What is being asked ::
Locate and copy all lines bearing the word "JSON".

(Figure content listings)
****

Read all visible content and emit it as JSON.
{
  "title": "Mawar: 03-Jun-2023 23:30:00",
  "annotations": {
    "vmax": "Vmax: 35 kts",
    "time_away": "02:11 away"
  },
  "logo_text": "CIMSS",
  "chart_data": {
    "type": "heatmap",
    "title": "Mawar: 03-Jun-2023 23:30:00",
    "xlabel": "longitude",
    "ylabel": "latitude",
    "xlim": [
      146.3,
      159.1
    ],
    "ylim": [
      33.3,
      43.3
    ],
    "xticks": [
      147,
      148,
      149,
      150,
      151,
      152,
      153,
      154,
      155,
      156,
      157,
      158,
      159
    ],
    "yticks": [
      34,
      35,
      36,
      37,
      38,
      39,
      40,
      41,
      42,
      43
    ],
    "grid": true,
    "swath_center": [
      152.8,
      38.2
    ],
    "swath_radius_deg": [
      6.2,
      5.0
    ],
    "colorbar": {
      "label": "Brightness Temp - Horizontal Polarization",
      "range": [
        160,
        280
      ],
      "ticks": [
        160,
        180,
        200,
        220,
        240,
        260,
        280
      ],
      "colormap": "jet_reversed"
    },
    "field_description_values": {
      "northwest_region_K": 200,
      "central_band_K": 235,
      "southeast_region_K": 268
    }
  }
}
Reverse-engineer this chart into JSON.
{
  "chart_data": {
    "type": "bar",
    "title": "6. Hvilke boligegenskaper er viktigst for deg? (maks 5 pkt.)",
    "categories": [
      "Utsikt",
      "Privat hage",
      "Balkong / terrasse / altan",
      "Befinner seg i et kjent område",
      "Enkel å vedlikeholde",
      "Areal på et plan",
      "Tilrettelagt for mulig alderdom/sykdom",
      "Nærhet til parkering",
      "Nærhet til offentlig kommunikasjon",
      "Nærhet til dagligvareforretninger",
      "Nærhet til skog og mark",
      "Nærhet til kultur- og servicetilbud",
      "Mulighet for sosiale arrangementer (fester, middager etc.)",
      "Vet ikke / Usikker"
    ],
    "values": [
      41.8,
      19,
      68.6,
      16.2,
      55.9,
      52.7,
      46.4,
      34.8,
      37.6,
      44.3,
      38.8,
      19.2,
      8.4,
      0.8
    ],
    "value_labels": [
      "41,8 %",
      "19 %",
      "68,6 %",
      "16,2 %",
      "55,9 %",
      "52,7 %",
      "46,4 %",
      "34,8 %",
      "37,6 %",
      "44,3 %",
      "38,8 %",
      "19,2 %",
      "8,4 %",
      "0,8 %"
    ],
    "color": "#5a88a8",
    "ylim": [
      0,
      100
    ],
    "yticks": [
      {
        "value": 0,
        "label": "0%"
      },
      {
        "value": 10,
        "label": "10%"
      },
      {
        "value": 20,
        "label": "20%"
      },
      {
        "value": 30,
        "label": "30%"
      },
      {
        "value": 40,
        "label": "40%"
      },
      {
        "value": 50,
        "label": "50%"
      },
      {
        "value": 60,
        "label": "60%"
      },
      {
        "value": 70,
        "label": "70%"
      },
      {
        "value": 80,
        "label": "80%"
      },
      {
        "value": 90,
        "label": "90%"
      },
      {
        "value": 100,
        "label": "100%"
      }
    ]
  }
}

****

Full solution ::
Read all visible content and emit it as JSON.
Reverse-engineer this chart into JSON.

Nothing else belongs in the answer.